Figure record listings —
*-*-*

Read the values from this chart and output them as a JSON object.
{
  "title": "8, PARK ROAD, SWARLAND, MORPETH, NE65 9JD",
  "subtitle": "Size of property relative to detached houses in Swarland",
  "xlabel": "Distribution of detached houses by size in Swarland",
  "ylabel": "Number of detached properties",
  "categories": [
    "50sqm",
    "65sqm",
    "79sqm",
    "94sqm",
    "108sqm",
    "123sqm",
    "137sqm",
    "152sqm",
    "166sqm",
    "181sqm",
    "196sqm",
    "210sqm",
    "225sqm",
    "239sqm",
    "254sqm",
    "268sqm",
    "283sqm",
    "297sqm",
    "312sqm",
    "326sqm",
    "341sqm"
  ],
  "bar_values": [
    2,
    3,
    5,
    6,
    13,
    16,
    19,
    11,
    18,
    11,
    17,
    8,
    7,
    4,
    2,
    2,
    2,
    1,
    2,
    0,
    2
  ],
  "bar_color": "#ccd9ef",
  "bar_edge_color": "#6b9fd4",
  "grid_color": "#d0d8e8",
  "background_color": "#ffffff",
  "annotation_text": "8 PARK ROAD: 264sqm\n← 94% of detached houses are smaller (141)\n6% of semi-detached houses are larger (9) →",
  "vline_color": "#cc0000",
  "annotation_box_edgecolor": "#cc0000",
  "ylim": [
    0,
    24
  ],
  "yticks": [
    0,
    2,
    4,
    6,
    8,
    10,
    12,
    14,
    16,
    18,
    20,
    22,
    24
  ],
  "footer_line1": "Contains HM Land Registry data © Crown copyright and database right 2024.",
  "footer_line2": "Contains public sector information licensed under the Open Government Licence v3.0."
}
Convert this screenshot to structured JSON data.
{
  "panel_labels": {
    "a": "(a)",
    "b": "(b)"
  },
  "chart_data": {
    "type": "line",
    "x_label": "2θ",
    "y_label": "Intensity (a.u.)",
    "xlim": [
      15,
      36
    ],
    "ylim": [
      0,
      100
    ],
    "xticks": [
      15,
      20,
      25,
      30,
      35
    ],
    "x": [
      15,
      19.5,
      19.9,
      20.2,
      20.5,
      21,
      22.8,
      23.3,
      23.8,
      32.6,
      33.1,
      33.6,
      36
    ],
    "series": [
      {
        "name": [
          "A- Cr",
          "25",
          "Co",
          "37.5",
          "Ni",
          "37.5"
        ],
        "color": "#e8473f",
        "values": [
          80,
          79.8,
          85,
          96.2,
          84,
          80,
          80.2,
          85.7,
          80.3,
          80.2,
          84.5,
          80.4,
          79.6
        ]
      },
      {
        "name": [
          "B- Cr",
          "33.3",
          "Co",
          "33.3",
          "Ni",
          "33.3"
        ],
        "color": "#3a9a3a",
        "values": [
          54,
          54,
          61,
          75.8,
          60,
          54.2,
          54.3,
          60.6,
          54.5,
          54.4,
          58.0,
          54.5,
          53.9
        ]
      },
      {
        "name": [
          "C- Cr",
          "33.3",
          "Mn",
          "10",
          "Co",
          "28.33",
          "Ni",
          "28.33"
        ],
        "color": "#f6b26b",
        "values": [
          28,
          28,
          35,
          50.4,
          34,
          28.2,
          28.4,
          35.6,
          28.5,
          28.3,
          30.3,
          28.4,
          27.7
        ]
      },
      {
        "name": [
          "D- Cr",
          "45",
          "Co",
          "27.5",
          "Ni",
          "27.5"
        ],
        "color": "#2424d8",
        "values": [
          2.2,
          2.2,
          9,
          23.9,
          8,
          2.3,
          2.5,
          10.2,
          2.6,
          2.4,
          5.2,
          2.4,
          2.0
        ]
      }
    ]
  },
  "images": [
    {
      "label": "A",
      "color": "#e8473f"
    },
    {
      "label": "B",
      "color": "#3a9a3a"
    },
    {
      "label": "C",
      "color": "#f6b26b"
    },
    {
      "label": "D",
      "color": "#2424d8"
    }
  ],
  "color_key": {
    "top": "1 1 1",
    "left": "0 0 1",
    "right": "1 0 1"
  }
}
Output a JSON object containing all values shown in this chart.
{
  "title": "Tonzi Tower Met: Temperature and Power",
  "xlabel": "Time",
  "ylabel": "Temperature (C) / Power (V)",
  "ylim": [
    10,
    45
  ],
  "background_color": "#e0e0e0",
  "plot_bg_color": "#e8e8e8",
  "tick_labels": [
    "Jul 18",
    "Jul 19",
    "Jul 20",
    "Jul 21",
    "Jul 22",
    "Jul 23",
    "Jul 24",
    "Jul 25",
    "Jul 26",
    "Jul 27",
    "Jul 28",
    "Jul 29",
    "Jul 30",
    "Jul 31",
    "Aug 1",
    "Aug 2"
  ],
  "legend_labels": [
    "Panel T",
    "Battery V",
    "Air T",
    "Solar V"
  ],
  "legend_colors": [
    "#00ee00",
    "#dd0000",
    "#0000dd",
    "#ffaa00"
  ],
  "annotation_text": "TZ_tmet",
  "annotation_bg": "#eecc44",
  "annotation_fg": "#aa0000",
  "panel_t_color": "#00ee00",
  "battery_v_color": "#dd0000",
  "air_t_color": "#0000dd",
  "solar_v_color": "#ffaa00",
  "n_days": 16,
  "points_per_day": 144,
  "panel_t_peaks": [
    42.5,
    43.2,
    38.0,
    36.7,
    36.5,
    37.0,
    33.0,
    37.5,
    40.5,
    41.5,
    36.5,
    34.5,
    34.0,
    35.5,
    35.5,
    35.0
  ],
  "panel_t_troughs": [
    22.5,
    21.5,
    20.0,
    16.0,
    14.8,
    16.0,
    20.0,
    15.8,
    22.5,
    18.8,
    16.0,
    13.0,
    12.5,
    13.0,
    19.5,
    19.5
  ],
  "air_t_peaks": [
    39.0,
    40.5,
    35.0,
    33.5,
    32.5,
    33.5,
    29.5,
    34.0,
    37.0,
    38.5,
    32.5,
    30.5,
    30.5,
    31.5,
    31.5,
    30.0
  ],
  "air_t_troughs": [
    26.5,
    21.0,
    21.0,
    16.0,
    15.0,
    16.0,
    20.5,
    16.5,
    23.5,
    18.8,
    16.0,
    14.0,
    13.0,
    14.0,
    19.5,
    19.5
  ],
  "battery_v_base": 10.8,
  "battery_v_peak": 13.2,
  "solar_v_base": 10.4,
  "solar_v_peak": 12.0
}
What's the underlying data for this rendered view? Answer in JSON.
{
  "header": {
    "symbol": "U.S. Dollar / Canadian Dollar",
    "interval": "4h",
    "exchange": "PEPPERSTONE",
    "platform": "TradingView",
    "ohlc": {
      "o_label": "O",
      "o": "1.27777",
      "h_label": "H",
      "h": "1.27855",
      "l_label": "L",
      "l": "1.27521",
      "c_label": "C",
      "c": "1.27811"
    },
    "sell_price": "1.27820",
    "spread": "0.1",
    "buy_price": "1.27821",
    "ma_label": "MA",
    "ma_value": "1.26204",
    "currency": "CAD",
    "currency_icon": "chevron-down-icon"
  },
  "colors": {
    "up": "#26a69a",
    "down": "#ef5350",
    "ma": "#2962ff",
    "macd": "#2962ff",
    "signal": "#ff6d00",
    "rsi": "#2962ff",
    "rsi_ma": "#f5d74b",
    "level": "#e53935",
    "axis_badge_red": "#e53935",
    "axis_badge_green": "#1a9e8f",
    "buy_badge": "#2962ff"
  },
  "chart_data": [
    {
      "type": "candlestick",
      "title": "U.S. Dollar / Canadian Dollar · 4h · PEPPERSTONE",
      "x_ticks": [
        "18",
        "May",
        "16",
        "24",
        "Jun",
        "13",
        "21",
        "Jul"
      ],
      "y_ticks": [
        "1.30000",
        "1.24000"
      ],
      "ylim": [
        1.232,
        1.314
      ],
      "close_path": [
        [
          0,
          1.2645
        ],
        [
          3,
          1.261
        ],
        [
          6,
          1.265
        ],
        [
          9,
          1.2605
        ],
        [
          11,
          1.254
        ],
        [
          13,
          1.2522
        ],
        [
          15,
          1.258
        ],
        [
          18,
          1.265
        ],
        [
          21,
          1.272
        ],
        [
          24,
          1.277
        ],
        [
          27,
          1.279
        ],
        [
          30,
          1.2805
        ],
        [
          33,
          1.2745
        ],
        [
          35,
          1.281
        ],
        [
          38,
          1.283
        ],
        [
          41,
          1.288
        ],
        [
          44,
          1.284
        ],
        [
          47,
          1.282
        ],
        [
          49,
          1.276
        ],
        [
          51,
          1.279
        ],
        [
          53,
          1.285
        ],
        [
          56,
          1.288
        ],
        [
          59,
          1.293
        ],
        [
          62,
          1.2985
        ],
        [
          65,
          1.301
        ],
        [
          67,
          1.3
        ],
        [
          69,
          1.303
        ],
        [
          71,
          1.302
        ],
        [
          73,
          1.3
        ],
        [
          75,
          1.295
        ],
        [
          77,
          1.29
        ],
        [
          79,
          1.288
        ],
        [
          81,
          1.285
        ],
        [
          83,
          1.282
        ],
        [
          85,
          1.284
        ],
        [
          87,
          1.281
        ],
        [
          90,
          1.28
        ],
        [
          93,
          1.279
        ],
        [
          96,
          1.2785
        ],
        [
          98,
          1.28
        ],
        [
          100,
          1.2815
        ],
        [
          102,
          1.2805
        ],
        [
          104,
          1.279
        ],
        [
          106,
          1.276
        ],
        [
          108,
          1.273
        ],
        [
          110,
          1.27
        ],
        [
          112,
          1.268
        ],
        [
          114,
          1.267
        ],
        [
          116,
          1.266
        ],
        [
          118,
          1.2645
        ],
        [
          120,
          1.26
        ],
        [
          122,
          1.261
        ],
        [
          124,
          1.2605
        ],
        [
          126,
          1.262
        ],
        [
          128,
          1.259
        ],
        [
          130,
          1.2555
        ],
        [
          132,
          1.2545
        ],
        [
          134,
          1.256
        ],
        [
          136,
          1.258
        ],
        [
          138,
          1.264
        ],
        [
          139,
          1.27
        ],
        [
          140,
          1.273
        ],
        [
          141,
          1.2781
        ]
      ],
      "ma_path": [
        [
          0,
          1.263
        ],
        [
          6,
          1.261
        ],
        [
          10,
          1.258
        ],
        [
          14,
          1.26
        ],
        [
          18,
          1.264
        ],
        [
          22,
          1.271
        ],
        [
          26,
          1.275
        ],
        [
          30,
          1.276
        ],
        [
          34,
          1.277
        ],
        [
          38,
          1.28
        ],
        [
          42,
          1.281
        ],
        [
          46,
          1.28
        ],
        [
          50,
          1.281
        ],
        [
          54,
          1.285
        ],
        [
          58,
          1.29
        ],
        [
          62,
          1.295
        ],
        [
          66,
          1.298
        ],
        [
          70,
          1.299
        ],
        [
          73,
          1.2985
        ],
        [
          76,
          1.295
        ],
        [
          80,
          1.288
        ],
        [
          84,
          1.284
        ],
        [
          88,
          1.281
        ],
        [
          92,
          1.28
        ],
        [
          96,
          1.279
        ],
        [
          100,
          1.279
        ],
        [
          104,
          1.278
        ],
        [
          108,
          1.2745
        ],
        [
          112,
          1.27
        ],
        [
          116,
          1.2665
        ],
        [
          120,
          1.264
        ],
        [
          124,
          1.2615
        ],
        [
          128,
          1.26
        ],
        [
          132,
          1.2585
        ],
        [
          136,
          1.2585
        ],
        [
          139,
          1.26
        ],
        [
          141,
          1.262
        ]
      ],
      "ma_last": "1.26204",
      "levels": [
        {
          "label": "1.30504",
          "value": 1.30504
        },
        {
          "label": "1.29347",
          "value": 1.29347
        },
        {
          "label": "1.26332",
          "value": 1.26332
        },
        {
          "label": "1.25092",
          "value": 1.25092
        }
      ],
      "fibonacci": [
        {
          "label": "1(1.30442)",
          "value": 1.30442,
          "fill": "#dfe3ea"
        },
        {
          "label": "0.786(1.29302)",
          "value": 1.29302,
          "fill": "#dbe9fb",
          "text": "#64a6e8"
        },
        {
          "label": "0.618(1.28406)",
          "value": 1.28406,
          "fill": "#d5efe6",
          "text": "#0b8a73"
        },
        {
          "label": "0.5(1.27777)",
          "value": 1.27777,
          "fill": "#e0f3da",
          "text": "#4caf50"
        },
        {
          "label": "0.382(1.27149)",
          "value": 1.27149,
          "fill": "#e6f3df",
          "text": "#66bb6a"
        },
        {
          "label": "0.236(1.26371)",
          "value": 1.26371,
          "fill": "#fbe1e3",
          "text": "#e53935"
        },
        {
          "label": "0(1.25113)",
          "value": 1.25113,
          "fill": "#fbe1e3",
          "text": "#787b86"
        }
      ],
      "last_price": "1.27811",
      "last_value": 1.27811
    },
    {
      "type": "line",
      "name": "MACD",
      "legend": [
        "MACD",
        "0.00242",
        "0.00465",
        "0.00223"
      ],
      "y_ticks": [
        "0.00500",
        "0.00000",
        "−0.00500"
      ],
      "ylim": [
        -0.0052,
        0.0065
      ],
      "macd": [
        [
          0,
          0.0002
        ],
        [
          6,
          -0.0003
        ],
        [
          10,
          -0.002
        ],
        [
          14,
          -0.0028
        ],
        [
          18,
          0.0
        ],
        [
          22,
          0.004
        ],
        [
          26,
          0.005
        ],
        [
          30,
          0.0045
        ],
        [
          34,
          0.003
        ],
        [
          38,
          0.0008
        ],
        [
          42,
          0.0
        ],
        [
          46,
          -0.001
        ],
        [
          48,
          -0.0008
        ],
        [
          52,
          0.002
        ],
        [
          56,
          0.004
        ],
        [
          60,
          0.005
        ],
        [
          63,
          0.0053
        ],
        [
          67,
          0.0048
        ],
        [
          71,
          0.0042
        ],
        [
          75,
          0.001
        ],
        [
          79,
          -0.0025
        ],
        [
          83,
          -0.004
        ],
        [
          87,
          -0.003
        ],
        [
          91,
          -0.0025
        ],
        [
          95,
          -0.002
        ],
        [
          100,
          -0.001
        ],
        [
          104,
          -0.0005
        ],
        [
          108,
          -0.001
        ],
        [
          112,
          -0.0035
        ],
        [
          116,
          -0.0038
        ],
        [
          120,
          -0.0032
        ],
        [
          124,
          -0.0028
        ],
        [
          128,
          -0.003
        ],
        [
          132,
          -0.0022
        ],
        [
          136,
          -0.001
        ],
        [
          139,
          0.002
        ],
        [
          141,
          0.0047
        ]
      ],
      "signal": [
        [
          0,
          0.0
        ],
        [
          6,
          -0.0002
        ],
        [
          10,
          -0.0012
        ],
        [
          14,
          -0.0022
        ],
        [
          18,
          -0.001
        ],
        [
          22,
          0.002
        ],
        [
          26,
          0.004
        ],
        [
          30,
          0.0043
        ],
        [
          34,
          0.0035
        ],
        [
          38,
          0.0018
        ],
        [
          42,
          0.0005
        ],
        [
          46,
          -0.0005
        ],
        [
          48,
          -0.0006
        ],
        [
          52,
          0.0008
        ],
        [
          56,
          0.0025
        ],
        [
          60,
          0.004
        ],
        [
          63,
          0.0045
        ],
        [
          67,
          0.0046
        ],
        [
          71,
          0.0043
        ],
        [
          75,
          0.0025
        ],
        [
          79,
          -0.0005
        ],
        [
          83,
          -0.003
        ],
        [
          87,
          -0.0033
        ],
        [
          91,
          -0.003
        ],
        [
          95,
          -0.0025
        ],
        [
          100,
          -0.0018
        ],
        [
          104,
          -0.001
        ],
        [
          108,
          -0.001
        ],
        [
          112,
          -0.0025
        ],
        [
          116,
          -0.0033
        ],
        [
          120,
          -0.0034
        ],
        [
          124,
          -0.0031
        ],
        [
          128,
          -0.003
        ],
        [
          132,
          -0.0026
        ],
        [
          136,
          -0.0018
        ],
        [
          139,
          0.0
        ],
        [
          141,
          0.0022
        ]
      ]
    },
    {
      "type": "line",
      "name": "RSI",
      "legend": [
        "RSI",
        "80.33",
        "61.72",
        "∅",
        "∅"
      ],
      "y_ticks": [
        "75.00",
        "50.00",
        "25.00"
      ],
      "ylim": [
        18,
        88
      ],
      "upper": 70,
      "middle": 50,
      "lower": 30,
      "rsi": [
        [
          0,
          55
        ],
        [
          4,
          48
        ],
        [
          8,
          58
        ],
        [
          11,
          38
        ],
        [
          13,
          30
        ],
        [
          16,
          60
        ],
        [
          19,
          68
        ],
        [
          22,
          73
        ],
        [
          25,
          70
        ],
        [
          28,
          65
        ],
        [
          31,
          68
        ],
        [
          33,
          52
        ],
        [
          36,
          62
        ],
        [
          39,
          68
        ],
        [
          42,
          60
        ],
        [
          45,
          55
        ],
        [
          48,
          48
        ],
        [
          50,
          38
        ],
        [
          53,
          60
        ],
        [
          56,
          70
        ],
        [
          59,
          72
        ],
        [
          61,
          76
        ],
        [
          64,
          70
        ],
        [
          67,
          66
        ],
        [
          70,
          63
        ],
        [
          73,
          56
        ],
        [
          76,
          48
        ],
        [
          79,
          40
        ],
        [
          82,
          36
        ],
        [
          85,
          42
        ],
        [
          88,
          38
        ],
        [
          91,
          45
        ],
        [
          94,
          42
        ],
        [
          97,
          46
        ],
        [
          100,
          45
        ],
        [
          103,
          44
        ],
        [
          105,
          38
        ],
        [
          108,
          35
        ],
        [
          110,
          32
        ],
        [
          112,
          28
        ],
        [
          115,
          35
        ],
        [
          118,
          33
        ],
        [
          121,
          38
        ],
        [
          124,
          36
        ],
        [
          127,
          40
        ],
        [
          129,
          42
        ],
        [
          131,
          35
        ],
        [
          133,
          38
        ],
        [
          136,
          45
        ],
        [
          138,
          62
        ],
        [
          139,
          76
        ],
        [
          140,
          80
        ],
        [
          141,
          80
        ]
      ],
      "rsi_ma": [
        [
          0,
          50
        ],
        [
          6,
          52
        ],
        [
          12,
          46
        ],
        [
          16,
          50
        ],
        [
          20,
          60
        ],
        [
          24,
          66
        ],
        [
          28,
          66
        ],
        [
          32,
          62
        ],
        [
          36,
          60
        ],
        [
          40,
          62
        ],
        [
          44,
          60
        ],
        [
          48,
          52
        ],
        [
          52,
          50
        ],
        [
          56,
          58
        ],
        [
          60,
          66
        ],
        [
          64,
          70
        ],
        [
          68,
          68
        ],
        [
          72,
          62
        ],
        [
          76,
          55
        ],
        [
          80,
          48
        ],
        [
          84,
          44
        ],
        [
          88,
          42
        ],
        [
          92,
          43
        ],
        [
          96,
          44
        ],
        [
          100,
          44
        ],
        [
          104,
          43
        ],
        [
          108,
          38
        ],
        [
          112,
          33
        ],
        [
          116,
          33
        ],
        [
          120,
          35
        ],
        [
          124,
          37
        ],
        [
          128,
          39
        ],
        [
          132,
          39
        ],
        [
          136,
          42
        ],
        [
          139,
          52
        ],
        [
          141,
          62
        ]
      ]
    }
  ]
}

*-*-*

The request — Filter the records above and return every line that holds the word "right".

Answer in full —
  "footer_line1": "Contains HM Land Registry data © Crown copyright and database right 2024.",
    "right": "1 0 1"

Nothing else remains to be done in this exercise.